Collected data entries
════════

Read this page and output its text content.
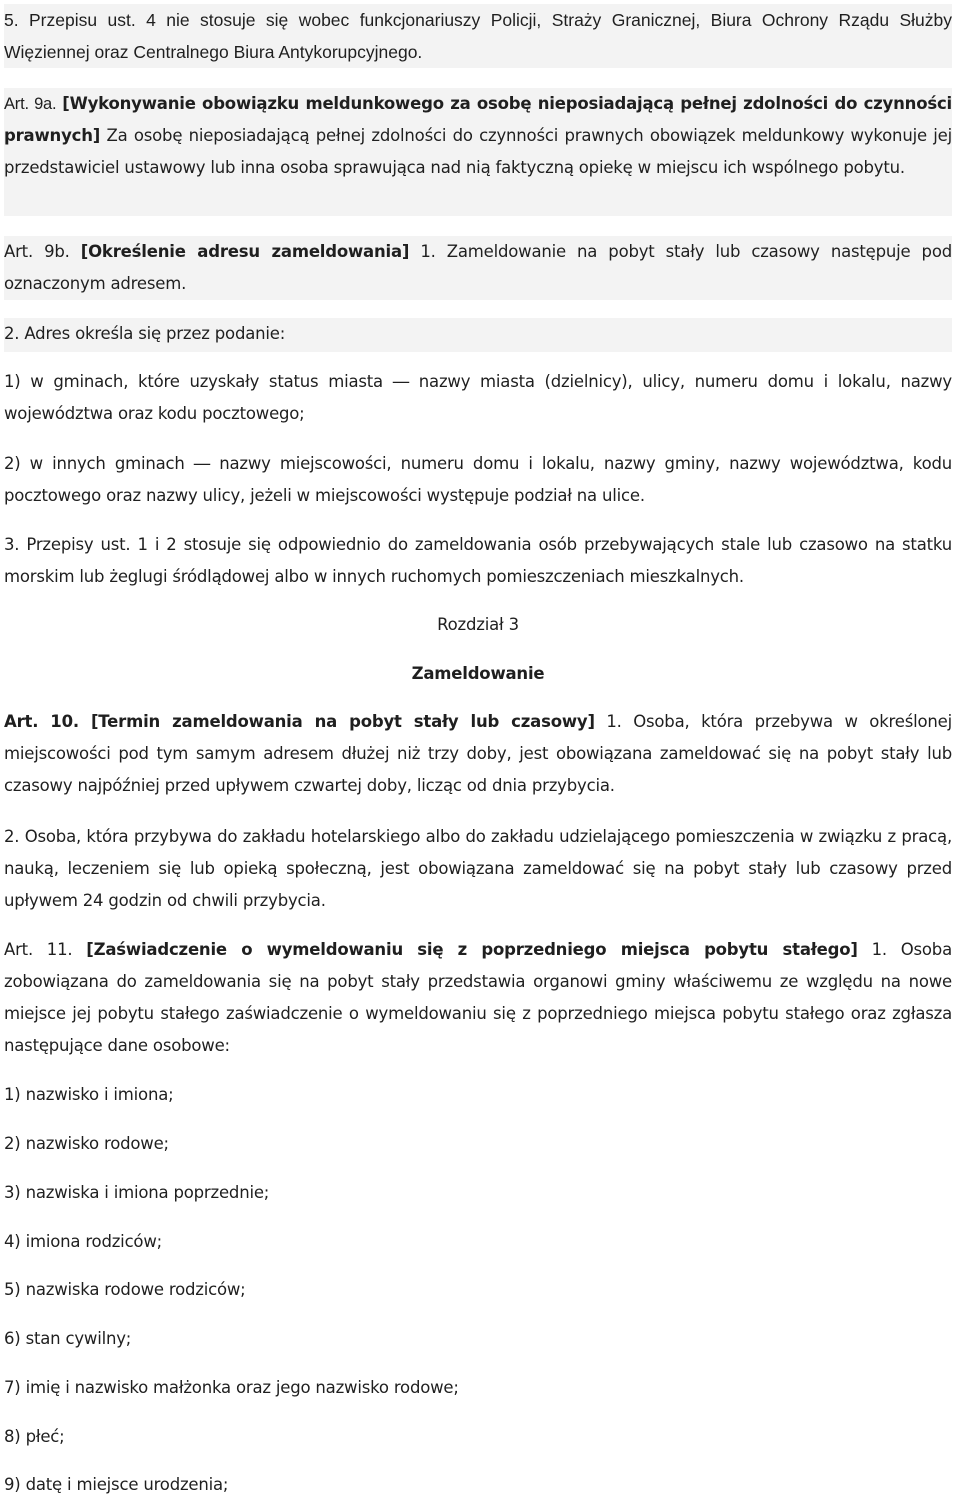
5. Przepisu ust. 4 nie stosuje się wobec funkcjonariuszy Policji, Straży Granicznej, Biura Ochrony Rządu Służby Więziennej oraz Centralnego Biura Antykorupcyjnego.
Art. 9a. [Wykonywanie obowiązku meldunkowego za osobę nieposiadającą pełnej zdolności do czynności prawnych] Za osobę nieposiadającą pełnej zdolności do czynności prawnych obowiązek meldunkowy wykonuje jej przedstawiciel ustawowy lub inna osoba sprawująca nad nią faktyczną opiekę w miejscu ich wspólnego pobytu.
Art. 9b. [Określenie adresu zameldowania] 1. Zameldowanie na pobyt stały lub czasowy następuje pod oznaczonym adresem.
2. Adres określa się przez podanie:
1) w gminach, które uzyskały status miasta ― nazwy miasta (dzielnicy), ulicy, numeru domu i lokalu, nazwy województwa oraz kodu pocztowego;
2) w innych gminach ― nazwy miejscowości, numeru domu i lokalu, nazwy gminy, nazwy województwa, kodu pocztowego oraz nazwy ulicy, jeżeli w miejscowości występuje podział na ulice.
3. Przepisy ust. 1 i 2 stosuje się odpowiednio do zameldowania osób przebywających stale lub czasowo na statku morskim lub żeglugi śródlądowej albo w innych ruchomych pomieszczeniach mieszkalnych.
Rozdział 3
Zameldowanie
Art. 10. [Termin zameldowania na pobyt stały lub czasowy] 1. Osoba, która przebywa w określonej miejscowości pod tym samym adresem dłużej niż trzy doby, jest obowiązana zameldować się na pobyt stały lub czasowy najpóźniej przed upływem czwartej doby, licząc od dnia przybycia.
2. Osoba, która przybywa do zakładu hotelarskiego albo do zakładu udzielającego pomieszczenia w związku z pracą, nauką, leczeniem się lub opieką społeczną, jest obowiązana zameldować się na pobyt stały lub czasowy przed upływem 24 godzin od chwili przybycia.
Art. 11. [Zaświadczenie o wymeldowaniu się z poprzedniego miejsca pobytu stałego] 1. Osoba zobowiązana do zameldowania się na pobyt stały przedstawia organowi gminy właściwemu ze względu na nowe miejsce jej pobytu stałego zaświadczenie o wymeldowaniu się z poprzedniego miejsca pobytu stałego oraz zgłasza następujące dane osobowe:
1) nazwisko i imiona;
2) nazwisko rodowe;
3) nazwiska i imiona poprzednie;
4) imiona rodziców;
5) nazwiska rodowe rodziców;
6) stan cywilny;
7) imię i nazwisko małżonka oraz jego nazwisko rodowe;
8) płeć;
9) datę i miejsce urodzenia;
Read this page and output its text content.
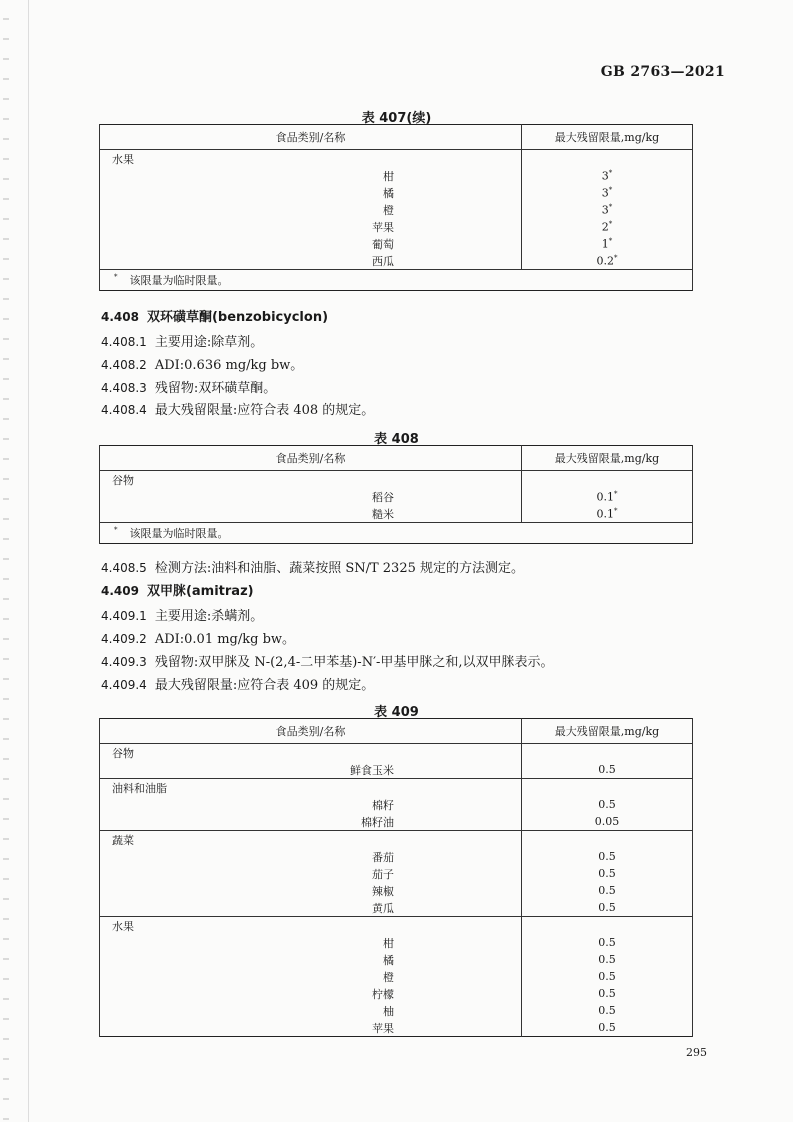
GB 2763—2021
表 407(续)
食品类别/名称	最大残留限量,mg/kg
水果	
柑	3*
橘	3*
橙	3*
苹果	2*
葡萄	1*
西瓜	0.2*
* 该限量为临时限量。	
4.408 双环磺草酮(benzobicyclon)
4.408.1 主要用途:除草剂。
4.408.2 ADI:0.636 mg/kg bw。
4.408.3 残留物:双环磺草酮。
4.408.4 最大残留限量:应符合表 408 的规定。
表 408
食品类别/名称	最大残留限量,mg/kg
谷物	
稻谷	0.1*
糙米	0.1*
* 该限量为临时限量。	
4.408.5 检测方法:油料和油脂、蔬菜按照 SN/T 2325 规定的方法测定。
4.409 双甲脒(amitraz)
4.409.1 主要用途:杀螨剂。
4.409.2 ADI:0.01 mg/kg bw。
4.409.3 残留物:双甲脒及 N-(2,4-二甲苯基)-N′-甲基甲脒之和,以双甲脒表示。
4.409.4 最大残留限量:应符合表 409 的规定。
表 409
食品类别/名称	最大残留限量,mg/kg
谷物	
鲜食玉米	0.5
油料和油脂	
棉籽	0.5
棉籽油	0.05
蔬菜	
番茄	0.5
茄子	0.5
辣椒	0.5
黄瓜	0.5
水果	
柑	0.5
橘	0.5
橙	0.5
柠檬	0.5
柚	0.5
苹果	0.5
295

════════

=== Task brief ===
Read the data above. Pull out each line in which the string "województwa" appears.

=== Complete output ===
1) w gminach, które uzyskały status miasta ― nazwy miasta (dzielnicy), ulicy, numeru domu i lokalu, nazwy województwa oraz kodu pocztowego;
2) w innych gminach ― nazwy miejscowości, numeru domu i lokalu, nazwy gminy, nazwy województwa, kodu pocztowego oraz nazwy ulicy, jeżeli w miejscowości występuje podział na ulice.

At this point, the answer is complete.